Which lines contain the string "ylabel"? Please list every one of them.

══════════

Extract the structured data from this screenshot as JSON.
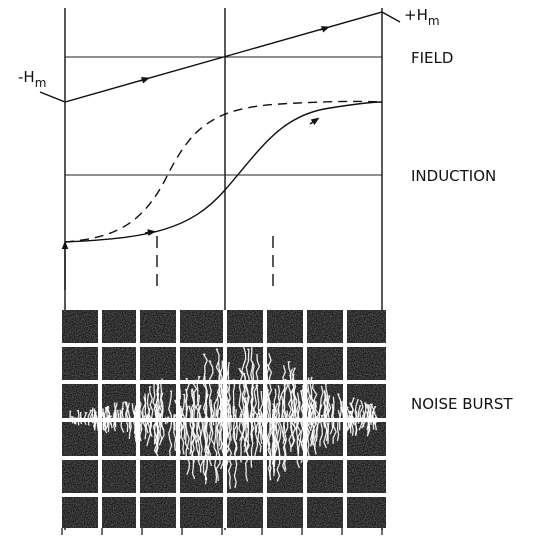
{
  "field_limits": {
    "positive": {
      "symbol": "+H",
      "subscript": "m"
    },
    "negative": {
      "symbol": "-H",
      "subscript": "m"
    }
  },
  "traces": [
    {
      "label": "FIELD"
    },
    {
      "label": "INDUCTION"
    },
    {
      "label": "NOISE BURST"
    }
  ]
}
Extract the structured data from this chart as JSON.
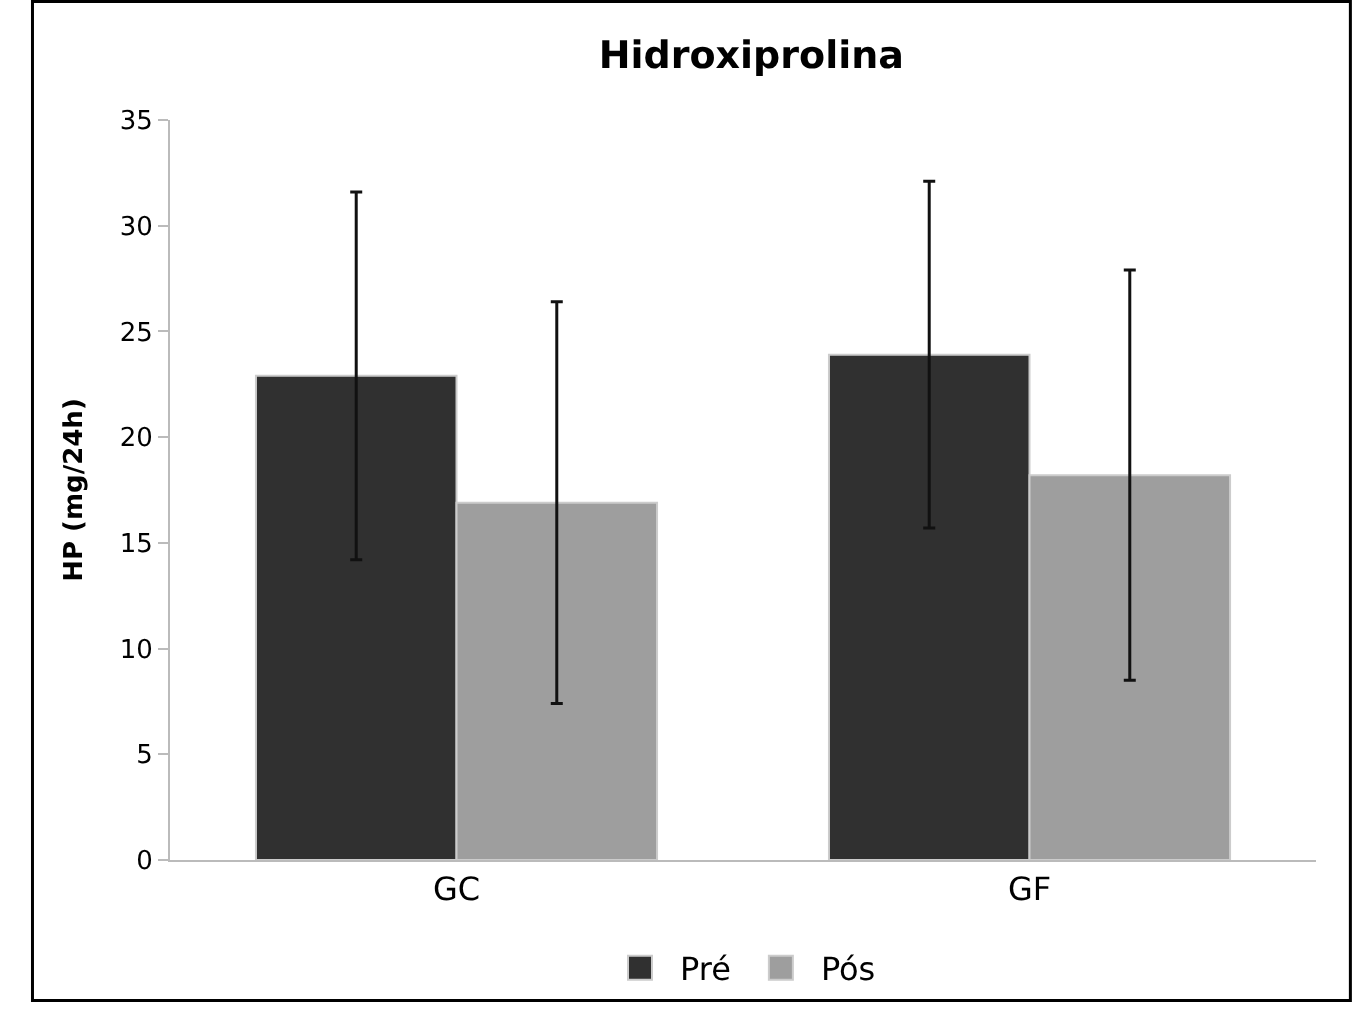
{
  "chart_data": {
    "type": "bar",
    "title": "Hidroxiprolina",
    "ylabel": "HP (mg/24h)",
    "categories": [
      "GC",
      "GF"
    ],
    "series": [
      {
        "name": "Pré",
        "color": "#303030",
        "values": [
          22.9,
          23.9
        ],
        "errors": [
          8.7,
          8.2
        ]
      },
      {
        "name": "Pós",
        "color": "#9e9e9e",
        "values": [
          16.9,
          18.2
        ],
        "errors": [
          9.5,
          9.7
        ]
      }
    ],
    "ylim": [
      0,
      35
    ],
    "yticks": [
      0,
      5,
      10,
      15,
      20,
      25,
      30,
      35
    ],
    "legend": "bottom"
  }
}
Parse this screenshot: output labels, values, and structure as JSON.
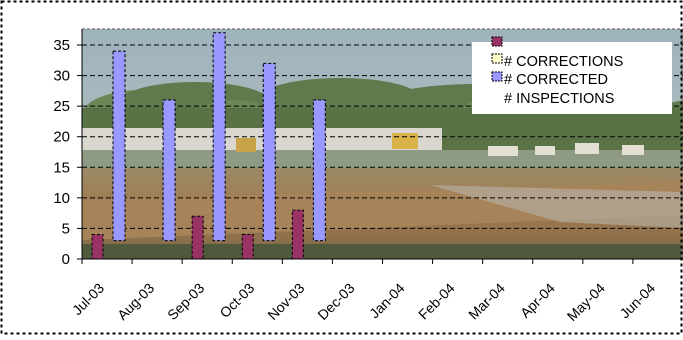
{
  "chart_data": {
    "type": "bar",
    "title": "",
    "xlabel": "",
    "ylabel": "",
    "categories": [
      "Jul-03",
      "Aug-03",
      "Sep-03",
      "Oct-03",
      "Nov-03",
      "Dec-03",
      "Jan-04",
      "Feb-04",
      "Mar-04",
      "Apr-04",
      "May-04",
      "Jun-04"
    ],
    "ylim": [
      0,
      35
    ],
    "yticks": [
      0,
      5,
      10,
      15,
      20,
      25,
      30,
      35
    ],
    "grid": true,
    "legend_position": "top-right",
    "background": "photograph of a landfill site",
    "series": [
      {
        "name": "# CORRECTIONS",
        "color": "#993366",
        "values": [
          4,
          null,
          7,
          4,
          8,
          null,
          null,
          null,
          null,
          null,
          null,
          null
        ]
      },
      {
        "name": "# CORRECTED",
        "color": "#ffffcc",
        "values": [
          null,
          null,
          null,
          null,
          null,
          null,
          null,
          null,
          null,
          null,
          null,
          null
        ]
      },
      {
        "name": "# INSPECTIONS",
        "color": "#9999ff",
        "values": [
          31,
          23,
          34,
          29,
          23,
          null,
          null,
          null,
          null,
          null,
          null,
          null
        ],
        "base": 3
      }
    ]
  }
}
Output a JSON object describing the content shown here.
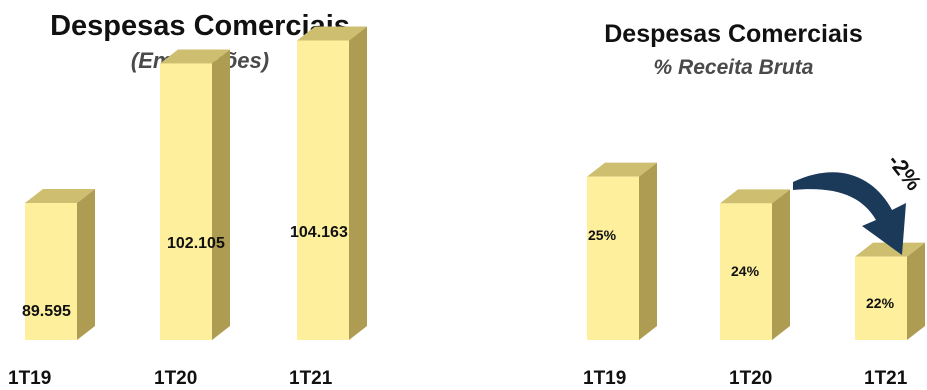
{
  "chart_data": [
    {
      "type": "bar",
      "title": "Despesas Comerciais",
      "subtitle": "(Em milhões)",
      "categories": [
        "1T19",
        "1T20",
        "1T21"
      ],
      "values": [
        89.595,
        102.105,
        104.163
      ],
      "value_labels": [
        "89.595",
        "102.105",
        "104.163"
      ],
      "xlabel": "",
      "ylabel": "",
      "ylim": [
        80,
        106
      ],
      "grid": false,
      "legend": "none",
      "style": "3d"
    },
    {
      "type": "bar",
      "title": "Despesas Comerciais",
      "subtitle": "% Receita Bruta",
      "categories": [
        "1T19",
        "1T20",
        "1T21"
      ],
      "values": [
        25,
        24,
        22
      ],
      "value_labels": [
        "25%",
        "24%",
        "22%"
      ],
      "xlabel": "",
      "ylabel": "",
      "ylim": [
        20,
        26
      ],
      "grid": false,
      "legend": "none",
      "style": "3d",
      "annotation": {
        "text": "-2%",
        "from": "1T20",
        "to": "1T21"
      }
    }
  ],
  "colors": {
    "bar_front": "#fdef9c",
    "bar_top": "#cdbf6f",
    "bar_side": "#ad9c52",
    "arrow": "#1b3a5a"
  }
}
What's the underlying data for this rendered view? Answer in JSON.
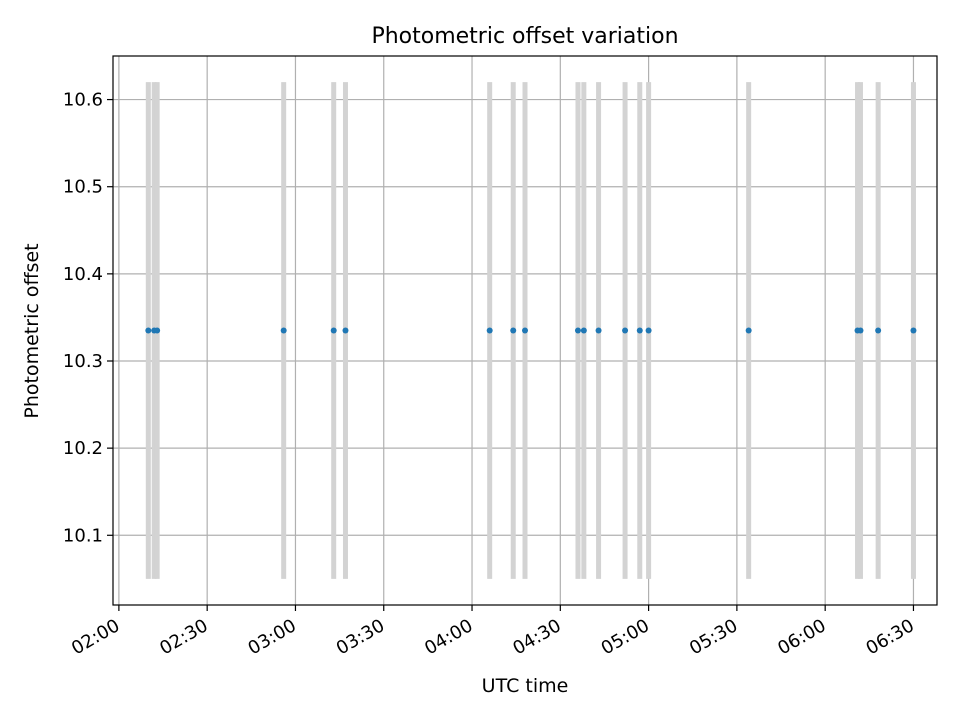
{
  "chart_data": {
    "type": "scatter",
    "title": "Photometric offset variation",
    "xlabel": "UTC time",
    "ylabel": "Photometric offset",
    "xlim": [
      "01:58",
      "06:38"
    ],
    "ylim": [
      10.02,
      10.65
    ],
    "x_ticks": [
      "02:00",
      "02:30",
      "03:00",
      "03:30",
      "04:00",
      "04:30",
      "05:00",
      "05:30",
      "06:00",
      "06:30"
    ],
    "y_ticks": [
      10.1,
      10.2,
      10.3,
      10.4,
      10.5,
      10.6
    ],
    "grid": true,
    "error_bar_range": [
      10.05,
      10.62
    ],
    "points": [
      {
        "x": "02:10",
        "y": 10.335
      },
      {
        "x": "02:12",
        "y": 10.335
      },
      {
        "x": "02:13",
        "y": 10.335
      },
      {
        "x": "02:56",
        "y": 10.335
      },
      {
        "x": "03:13",
        "y": 10.335
      },
      {
        "x": "03:17",
        "y": 10.335
      },
      {
        "x": "04:06",
        "y": 10.335
      },
      {
        "x": "04:14",
        "y": 10.335
      },
      {
        "x": "04:18",
        "y": 10.335
      },
      {
        "x": "04:36",
        "y": 10.335
      },
      {
        "x": "04:38",
        "y": 10.335
      },
      {
        "x": "04:43",
        "y": 10.335
      },
      {
        "x": "04:52",
        "y": 10.335
      },
      {
        "x": "04:57",
        "y": 10.335
      },
      {
        "x": "05:00",
        "y": 10.335
      },
      {
        "x": "05:34",
        "y": 10.335
      },
      {
        "x": "06:11",
        "y": 10.335
      },
      {
        "x": "06:12",
        "y": 10.335
      },
      {
        "x": "06:18",
        "y": 10.335
      },
      {
        "x": "06:30",
        "y": 10.335
      }
    ],
    "colors": {
      "points": "#1f77b4",
      "error_bars": "#d3d3d3",
      "grid": "#b0b0b0",
      "axes": "#000000"
    }
  }
}
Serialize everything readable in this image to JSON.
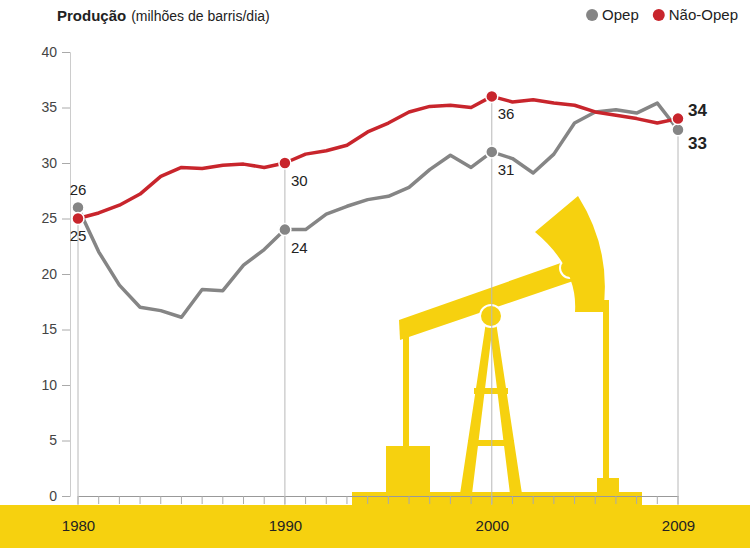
{
  "chart_data": {
    "type": "line",
    "title": "Produção",
    "subtitle": "(milhões de barris/dia)",
    "x": [
      1980,
      1981,
      1982,
      1983,
      1984,
      1985,
      1986,
      1987,
      1988,
      1989,
      1990,
      1991,
      1992,
      1993,
      1994,
      1995,
      1996,
      1997,
      1998,
      1999,
      2000,
      2001,
      2002,
      2003,
      2004,
      2005,
      2006,
      2007,
      2008,
      2009
    ],
    "series": [
      {
        "name": "Opep",
        "color": "#858585",
        "values": [
          26,
          22,
          19,
          17,
          16.7,
          16.1,
          18.6,
          18.5,
          20.8,
          22.2,
          24,
          24,
          25.4,
          26.1,
          26.7,
          27,
          27.8,
          29.4,
          30.7,
          29.6,
          31,
          30.4,
          29.1,
          30.8,
          33.6,
          34.6,
          34.8,
          34.5,
          35.4,
          33
        ]
      },
      {
        "name": "Não-Opep",
        "color": "#c8252c",
        "values": [
          25,
          25.5,
          26.2,
          27.2,
          28.8,
          29.6,
          29.5,
          29.8,
          29.9,
          29.6,
          30,
          30.8,
          31.1,
          31.6,
          32.8,
          33.6,
          34.6,
          35.1,
          35.2,
          35,
          36,
          35.5,
          35.7,
          35.4,
          35.2,
          34.6,
          34.3,
          34,
          33.6,
          34
        ]
      }
    ],
    "xlim": [
      1980,
      2009
    ],
    "xticks": [
      1980,
      1990,
      2000,
      2009
    ],
    "ylim": [
      0,
      40
    ],
    "yticks": [
      0,
      5,
      10,
      15,
      20,
      25,
      30,
      35,
      40
    ],
    "grid": false,
    "legend": "top-right",
    "annotations": [
      {
        "x": 1980,
        "labels": [
          "26",
          "25"
        ]
      },
      {
        "x": 1990,
        "labels": [
          "24",
          "30"
        ]
      },
      {
        "x": 2000,
        "labels": [
          "31",
          "36"
        ]
      },
      {
        "x": 2009,
        "labels": [
          "33",
          "34"
        ]
      }
    ]
  }
}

══════════

**COMPLETED TASK**
    "ylabel": "HP (mg/24h)",
    "ylabel": "",
      "ylabel": "",
      "ylabel": "",
    "ylabel": "Photometric offset",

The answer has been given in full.